┌──

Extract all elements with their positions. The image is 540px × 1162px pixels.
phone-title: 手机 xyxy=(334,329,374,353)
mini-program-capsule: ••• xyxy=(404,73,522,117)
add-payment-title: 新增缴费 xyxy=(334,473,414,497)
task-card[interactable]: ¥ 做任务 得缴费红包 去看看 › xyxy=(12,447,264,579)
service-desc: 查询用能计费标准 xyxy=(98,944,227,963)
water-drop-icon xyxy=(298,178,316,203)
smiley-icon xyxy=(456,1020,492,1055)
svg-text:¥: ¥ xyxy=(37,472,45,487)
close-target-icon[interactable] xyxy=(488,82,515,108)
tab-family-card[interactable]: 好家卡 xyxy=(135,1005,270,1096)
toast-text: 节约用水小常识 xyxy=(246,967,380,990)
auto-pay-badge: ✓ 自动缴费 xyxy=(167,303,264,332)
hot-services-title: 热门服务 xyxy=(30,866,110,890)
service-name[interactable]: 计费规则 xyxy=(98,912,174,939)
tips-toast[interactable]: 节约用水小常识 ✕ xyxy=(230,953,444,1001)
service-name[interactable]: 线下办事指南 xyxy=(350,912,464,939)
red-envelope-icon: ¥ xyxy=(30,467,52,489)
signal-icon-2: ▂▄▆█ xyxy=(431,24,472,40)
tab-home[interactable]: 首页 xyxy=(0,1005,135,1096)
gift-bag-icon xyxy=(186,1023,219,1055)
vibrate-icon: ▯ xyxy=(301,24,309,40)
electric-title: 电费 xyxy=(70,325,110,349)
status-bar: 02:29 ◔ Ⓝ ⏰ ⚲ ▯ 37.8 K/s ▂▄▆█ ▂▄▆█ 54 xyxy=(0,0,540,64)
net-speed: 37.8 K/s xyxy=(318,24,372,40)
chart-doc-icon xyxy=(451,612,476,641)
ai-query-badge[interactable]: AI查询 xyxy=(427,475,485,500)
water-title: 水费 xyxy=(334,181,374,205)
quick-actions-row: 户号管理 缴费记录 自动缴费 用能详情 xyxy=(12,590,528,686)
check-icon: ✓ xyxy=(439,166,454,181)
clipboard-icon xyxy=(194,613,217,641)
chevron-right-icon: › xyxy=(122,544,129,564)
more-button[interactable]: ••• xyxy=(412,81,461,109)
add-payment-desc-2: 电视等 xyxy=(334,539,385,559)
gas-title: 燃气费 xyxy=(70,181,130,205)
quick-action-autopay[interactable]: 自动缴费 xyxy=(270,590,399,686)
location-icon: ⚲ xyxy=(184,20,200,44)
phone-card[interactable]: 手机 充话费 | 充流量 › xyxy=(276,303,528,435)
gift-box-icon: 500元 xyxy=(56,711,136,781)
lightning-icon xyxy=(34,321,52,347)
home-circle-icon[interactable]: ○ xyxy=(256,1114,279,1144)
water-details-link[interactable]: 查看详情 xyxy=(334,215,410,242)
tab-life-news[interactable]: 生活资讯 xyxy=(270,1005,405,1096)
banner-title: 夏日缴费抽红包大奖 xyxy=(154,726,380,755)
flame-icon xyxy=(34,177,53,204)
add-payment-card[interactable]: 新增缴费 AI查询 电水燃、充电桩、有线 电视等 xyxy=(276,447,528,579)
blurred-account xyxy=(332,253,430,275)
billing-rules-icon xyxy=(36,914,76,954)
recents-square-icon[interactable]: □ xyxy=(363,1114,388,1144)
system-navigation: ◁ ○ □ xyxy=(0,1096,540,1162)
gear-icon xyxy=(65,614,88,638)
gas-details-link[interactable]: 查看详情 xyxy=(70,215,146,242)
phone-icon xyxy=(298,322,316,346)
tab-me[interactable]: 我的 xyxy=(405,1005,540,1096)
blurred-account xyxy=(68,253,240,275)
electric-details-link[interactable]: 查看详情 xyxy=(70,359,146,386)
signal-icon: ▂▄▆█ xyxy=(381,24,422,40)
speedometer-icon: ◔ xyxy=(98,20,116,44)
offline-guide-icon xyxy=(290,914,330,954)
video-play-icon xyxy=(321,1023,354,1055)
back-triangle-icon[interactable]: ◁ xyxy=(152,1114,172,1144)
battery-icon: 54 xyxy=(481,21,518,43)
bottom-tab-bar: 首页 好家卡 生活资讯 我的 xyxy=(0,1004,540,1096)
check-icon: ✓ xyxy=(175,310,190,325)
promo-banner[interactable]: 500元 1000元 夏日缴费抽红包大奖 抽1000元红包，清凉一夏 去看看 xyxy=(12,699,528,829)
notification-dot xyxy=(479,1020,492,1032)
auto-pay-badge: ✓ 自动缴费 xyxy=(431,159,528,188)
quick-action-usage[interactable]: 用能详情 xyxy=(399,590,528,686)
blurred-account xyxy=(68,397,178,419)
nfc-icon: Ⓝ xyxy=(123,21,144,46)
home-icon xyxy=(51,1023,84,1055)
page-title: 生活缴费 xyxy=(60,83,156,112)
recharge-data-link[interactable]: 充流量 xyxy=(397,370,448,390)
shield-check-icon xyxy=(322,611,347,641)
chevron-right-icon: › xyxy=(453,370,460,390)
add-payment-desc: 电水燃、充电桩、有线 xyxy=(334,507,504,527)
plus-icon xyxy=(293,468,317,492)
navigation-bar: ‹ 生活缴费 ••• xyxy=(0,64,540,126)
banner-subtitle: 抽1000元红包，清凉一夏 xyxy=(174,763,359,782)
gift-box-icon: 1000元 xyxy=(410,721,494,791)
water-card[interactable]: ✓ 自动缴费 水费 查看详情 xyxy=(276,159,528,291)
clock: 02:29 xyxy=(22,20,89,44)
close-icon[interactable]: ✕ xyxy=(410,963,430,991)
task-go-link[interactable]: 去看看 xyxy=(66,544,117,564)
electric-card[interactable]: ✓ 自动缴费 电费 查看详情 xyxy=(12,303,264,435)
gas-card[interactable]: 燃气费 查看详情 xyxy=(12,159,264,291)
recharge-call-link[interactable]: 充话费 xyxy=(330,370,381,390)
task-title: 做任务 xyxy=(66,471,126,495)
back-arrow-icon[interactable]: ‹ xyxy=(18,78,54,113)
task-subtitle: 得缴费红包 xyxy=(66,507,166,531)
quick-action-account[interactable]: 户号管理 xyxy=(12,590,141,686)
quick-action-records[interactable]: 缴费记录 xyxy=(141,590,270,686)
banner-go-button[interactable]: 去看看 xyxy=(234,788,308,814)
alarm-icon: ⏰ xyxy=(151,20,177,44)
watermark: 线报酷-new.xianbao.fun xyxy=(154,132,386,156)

└──

Set problem: Give back only the items from the first line through the line containing "vibrate-icon: ▯ xyxy=(301,24,309,40)", with every "service-name" changed to "service-label" and everything else left the same.

Result of this task:
Extract all elements with their positions. The image is 540px × 1162px pixels.
phone-title: 手机 xyxy=(334,329,374,353)
mini-program-capsule: ••• xyxy=(404,73,522,117)
add-payment-title: 新增缴费 xyxy=(334,473,414,497)
task-card[interactable]: ¥ 做任务 得缴费红包 去看看 › xyxy=(12,447,264,579)
service-desc: 查询用能计费标准 xyxy=(98,944,227,963)
water-drop-icon xyxy=(298,178,316,203)
smiley-icon xyxy=(456,1020,492,1055)
svg-text:¥: ¥ xyxy=(37,472,45,487)
close-target-icon[interactable] xyxy=(488,82,515,108)
tab-family-card[interactable]: 好家卡 xyxy=(135,1005,270,1096)
toast-text: 节约用水小常识 xyxy=(246,967,380,990)
auto-pay-badge: ✓ 自动缴费 xyxy=(167,303,264,332)
hot-services-title: 热门服务 xyxy=(30,866,110,890)
service-label[interactable]: 计费规则 xyxy=(98,912,174,939)
tips-toast[interactable]: 节约用水小常识 ✕ xyxy=(230,953,444,1001)
service-label[interactable]: 线下办事指南 xyxy=(350,912,464,939)
red-envelope-icon: ¥ xyxy=(30,467,52,489)
signal-icon-2: ▂▄▆█ xyxy=(431,24,472,40)
tab-home[interactable]: 首页 xyxy=(0,1005,135,1096)
gift-bag-icon xyxy=(186,1023,219,1055)
vibrate-icon: ▯ xyxy=(301,24,309,40)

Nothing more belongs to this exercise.